Identify, in the records below, every line where the string "color" appears, and copy each such line.

RAW RECORDS
——————————
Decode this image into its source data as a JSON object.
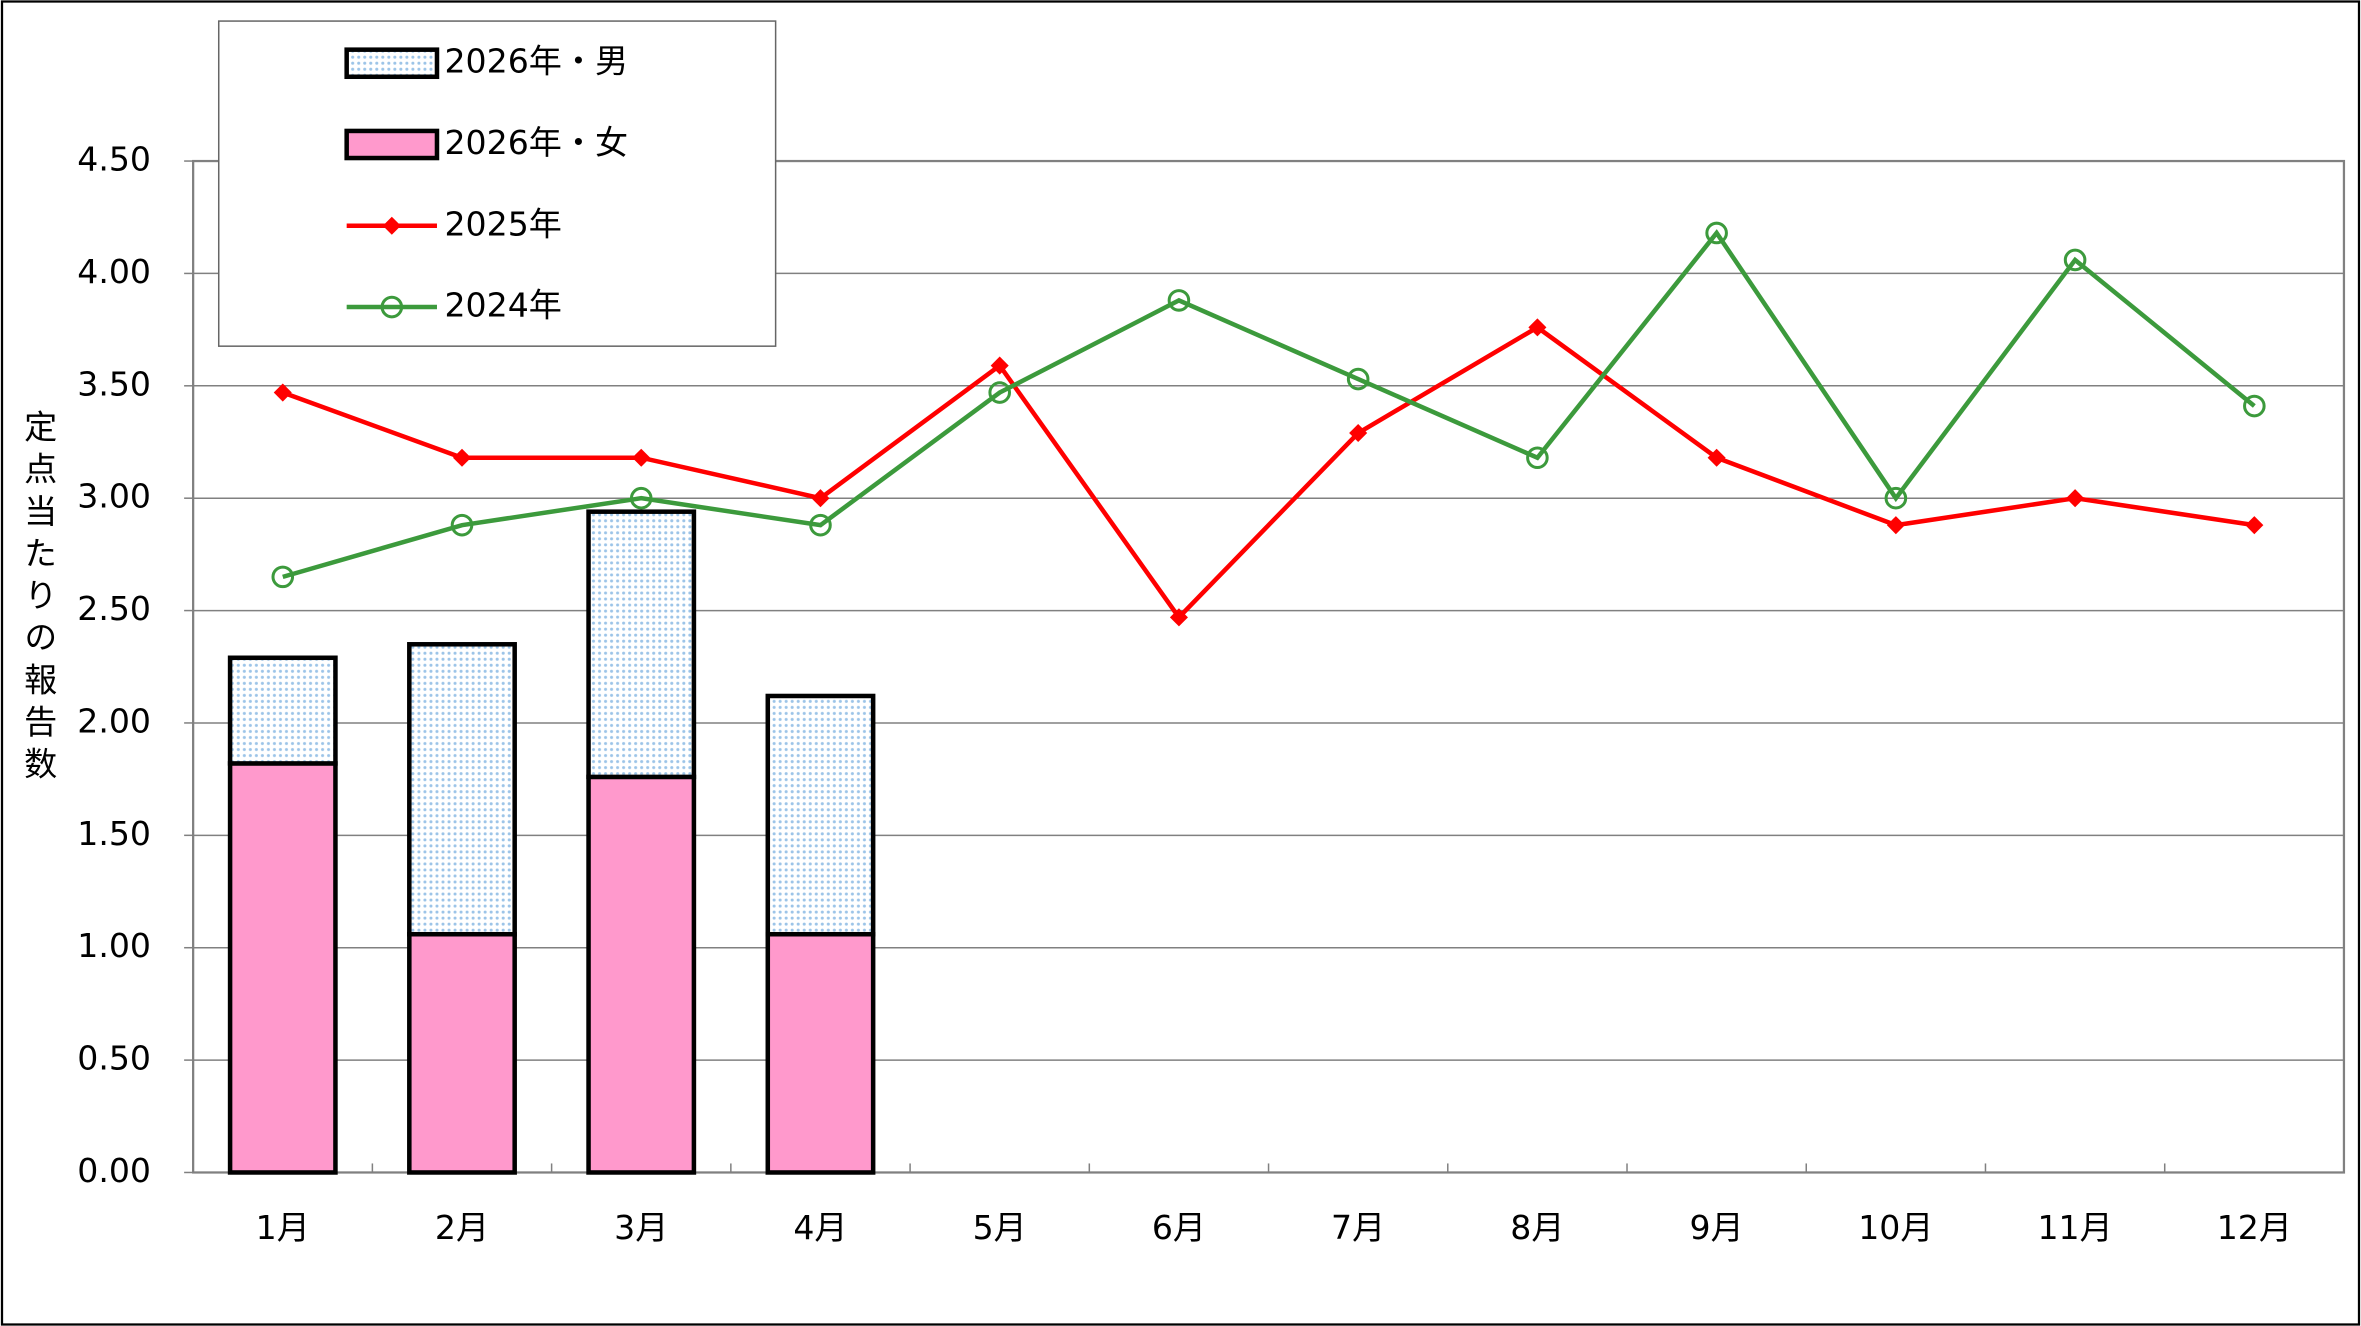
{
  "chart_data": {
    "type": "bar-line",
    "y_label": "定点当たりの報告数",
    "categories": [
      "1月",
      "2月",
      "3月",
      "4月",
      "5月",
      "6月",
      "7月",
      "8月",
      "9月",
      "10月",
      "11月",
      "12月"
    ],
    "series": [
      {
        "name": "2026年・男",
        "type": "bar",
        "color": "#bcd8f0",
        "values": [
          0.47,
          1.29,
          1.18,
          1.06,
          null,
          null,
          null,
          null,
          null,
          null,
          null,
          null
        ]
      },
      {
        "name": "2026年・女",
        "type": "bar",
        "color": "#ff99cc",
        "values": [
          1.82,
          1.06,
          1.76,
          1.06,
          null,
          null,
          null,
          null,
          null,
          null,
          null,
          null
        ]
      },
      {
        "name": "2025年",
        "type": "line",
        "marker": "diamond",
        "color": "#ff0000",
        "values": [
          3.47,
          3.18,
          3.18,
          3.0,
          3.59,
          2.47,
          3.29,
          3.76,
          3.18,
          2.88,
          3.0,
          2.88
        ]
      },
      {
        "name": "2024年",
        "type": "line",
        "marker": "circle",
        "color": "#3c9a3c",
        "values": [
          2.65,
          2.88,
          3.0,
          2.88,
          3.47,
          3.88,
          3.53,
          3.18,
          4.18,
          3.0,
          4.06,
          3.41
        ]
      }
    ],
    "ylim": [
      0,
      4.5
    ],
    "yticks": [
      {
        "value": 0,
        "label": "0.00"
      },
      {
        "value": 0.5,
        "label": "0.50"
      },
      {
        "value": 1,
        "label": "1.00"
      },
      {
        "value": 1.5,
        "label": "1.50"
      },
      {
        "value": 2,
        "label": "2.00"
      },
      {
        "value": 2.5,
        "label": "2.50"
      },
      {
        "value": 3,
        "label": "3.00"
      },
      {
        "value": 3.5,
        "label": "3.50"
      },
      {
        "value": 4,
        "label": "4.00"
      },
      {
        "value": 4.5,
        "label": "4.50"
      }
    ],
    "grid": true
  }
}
——————————
FINISHED TASK
        "color": "#bcd8f0",
        "color": "#ff99cc",
        "color": "#ff0000",
        "color": "#3c9a3c",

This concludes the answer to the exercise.